## start

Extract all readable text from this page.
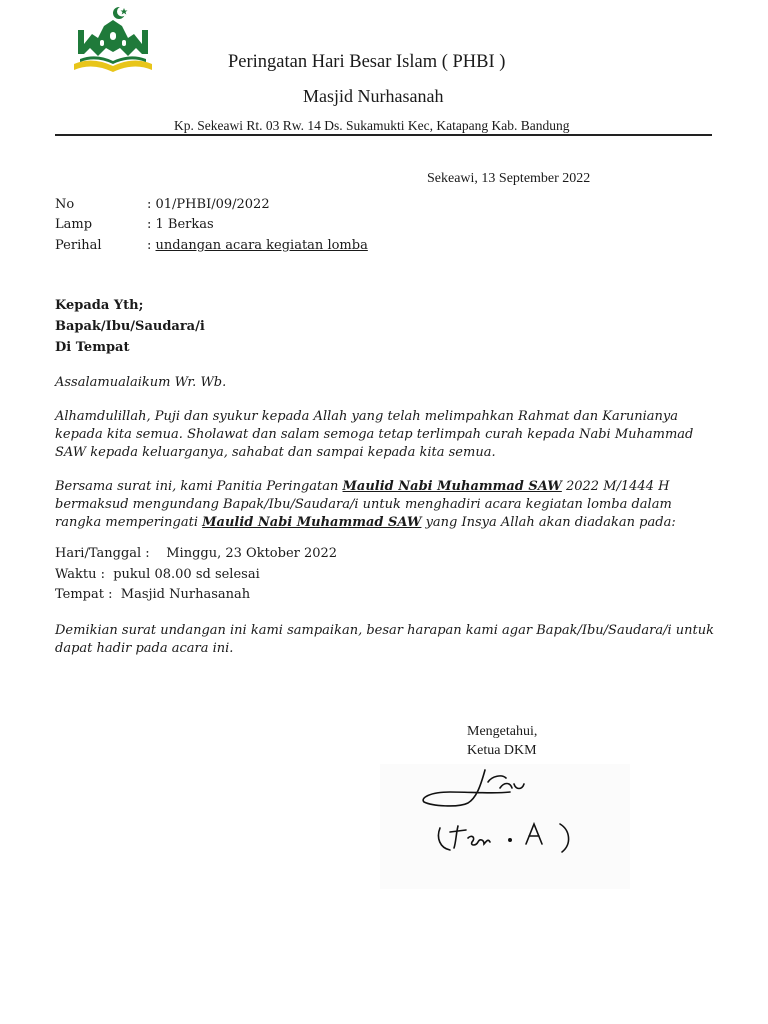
Peringatan Hari Besar Islam ( PHBI )
Masjid Nurhasanah
Kp. Sekeawi Rt. 03 Rw. 14 Ds. Sukamukti Kec, Katapang Kab. Bandung
Sekeawi, 13 September 2022
No	: 01/PHBI/09/2022
Lamp	: 1 Berkas
Perihal	: undangan acara kegiatan lomba
Kepada Yth;
Bapak/Ibu/Saudara/i
Di Tempat
Assalamualaikum Wr. Wb.
Alhamdulillah, Puji dan syukur kepada Allah yang telah melimpahkan Rahmat dan Karunianya kepada kita semua. Sholawat dan salam semoga tetap terlimpah curah kepada Nabi Muhammad SAW kepada keluarganya, sahabat dan sampai kepada kita semua.
Bersama surat ini, kami Panitia Peringatan Maulid Nabi Muhammad SAW 2022 M/1444 H bermaksud mengundang Bapak/Ibu/Saudara/i untuk menghadiri acara kegiatan lomba dalam rangka memperingati Maulid Nabi Muhammad SAW yang Insya Allah akan diadakan pada:
Hari/Tanggal : Minggu, 23 Oktober 2022
Waktu : pukul 08.00 sd selesai
Tempat : Masjid Nurhasanah
Demikian surat undangan ini kami sampaikan, besar harapan kami agar Bapak/Ibu/Saudara/i untuk dapat hadir pada acara ini.
Mengetahui,
Ketua DKM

## end

**DESCRIPTION OF THE TASK**
Write out every entry again word for word, without any of the pictures.

**REPLY**
Extract all readable text from this page.
Peringatan Hari Besar Islam ( PHBI )
Masjid Nurhasanah
Kp. Sekeawi Rt. 03 Rw. 14 Ds. Sukamukti Kec, Katapang Kab. Bandung
Sekeawi, 13 September 2022
No	: 01/PHBI/09/2022
Lamp	: 1 Berkas
Perihal	: undangan acara kegiatan lomba
Kepada Yth;
Bapak/Ibu/Saudara/i
Di Tempat
Assalamualaikum Wr. Wb.
Alhamdulillah, Puji dan syukur kepada Allah yang telah melimpahkan Rahmat dan Karunianya kepada kita semua. Sholawat dan salam semoga tetap terlimpah curah kepada Nabi Muhammad SAW kepada keluarganya, sahabat dan sampai kepada kita semua.
Bersama surat ini, kami Panitia Peringatan Maulid Nabi Muhammad SAW 2022 M/1444 H bermaksud mengundang Bapak/Ibu/Saudara/i untuk menghadiri acara kegiatan lomba dalam rangka memperingati Maulid Nabi Muhammad SAW yang Insya Allah akan diadakan pada:
Hari/Tanggal : Minggu, 23 Oktober 2022
Waktu : pukul 08.00 sd selesai
Tempat : Masjid Nurhasanah
Demikian surat undangan ini kami sampaikan, besar harapan kami agar Bapak/Ibu/Saudara/i untuk dapat hadir pada acara ini.
Mengetahui,
Ketua DKM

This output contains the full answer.